* **STATED TASK**
Work out how many lines in the entries below include the word "this". Give nothing but the number.

* **DATASET ROWS**
* Start *

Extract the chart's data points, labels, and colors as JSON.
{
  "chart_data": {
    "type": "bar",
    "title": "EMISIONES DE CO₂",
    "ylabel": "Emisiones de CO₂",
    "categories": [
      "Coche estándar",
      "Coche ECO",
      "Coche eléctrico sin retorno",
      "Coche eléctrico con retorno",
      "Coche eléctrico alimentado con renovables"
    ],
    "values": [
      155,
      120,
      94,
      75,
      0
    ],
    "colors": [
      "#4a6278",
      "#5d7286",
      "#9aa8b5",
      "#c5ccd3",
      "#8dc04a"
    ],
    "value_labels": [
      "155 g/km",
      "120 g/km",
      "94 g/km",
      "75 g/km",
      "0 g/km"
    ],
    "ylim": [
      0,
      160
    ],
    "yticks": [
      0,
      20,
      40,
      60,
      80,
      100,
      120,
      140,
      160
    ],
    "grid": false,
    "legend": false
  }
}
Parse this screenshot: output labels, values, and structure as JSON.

* End *
* Start *

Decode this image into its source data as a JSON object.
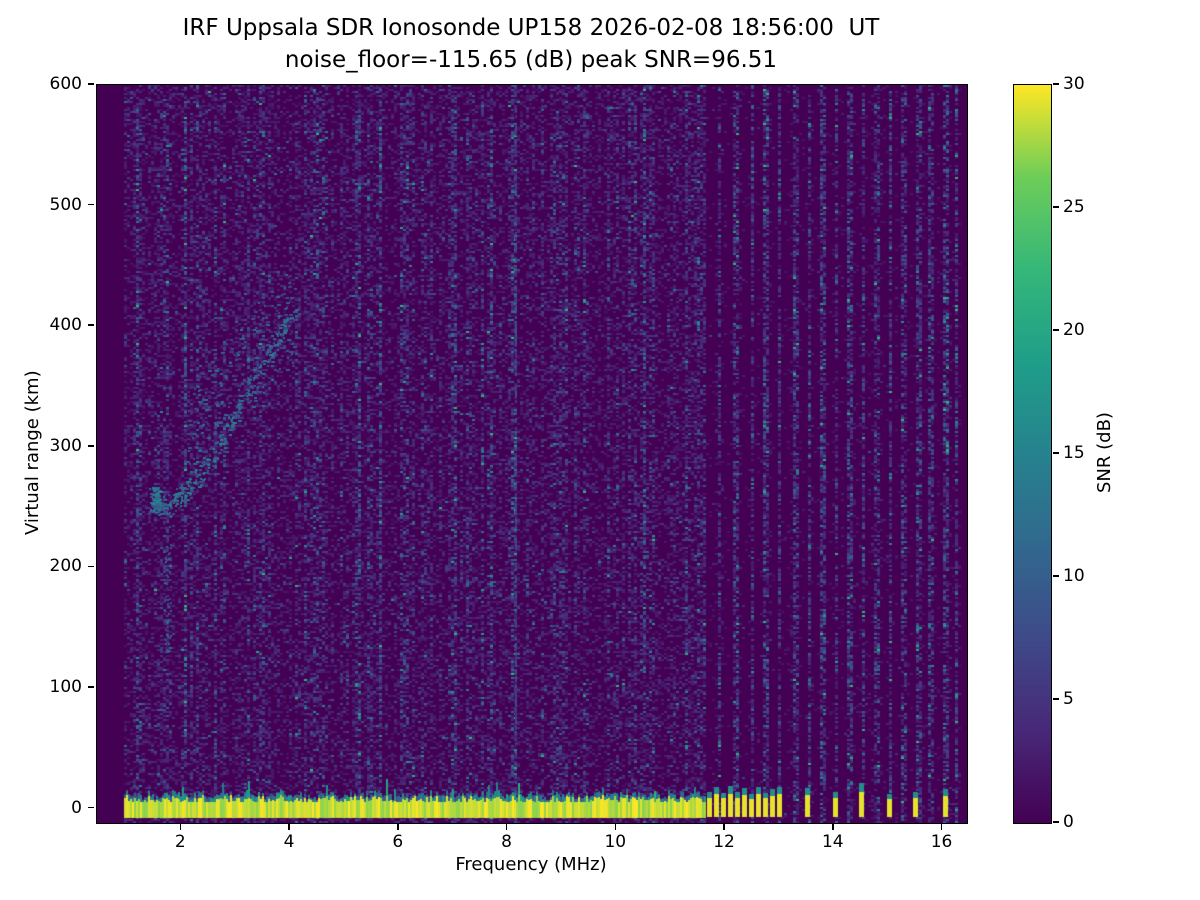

* End *

* **CORRECT RESULT**
2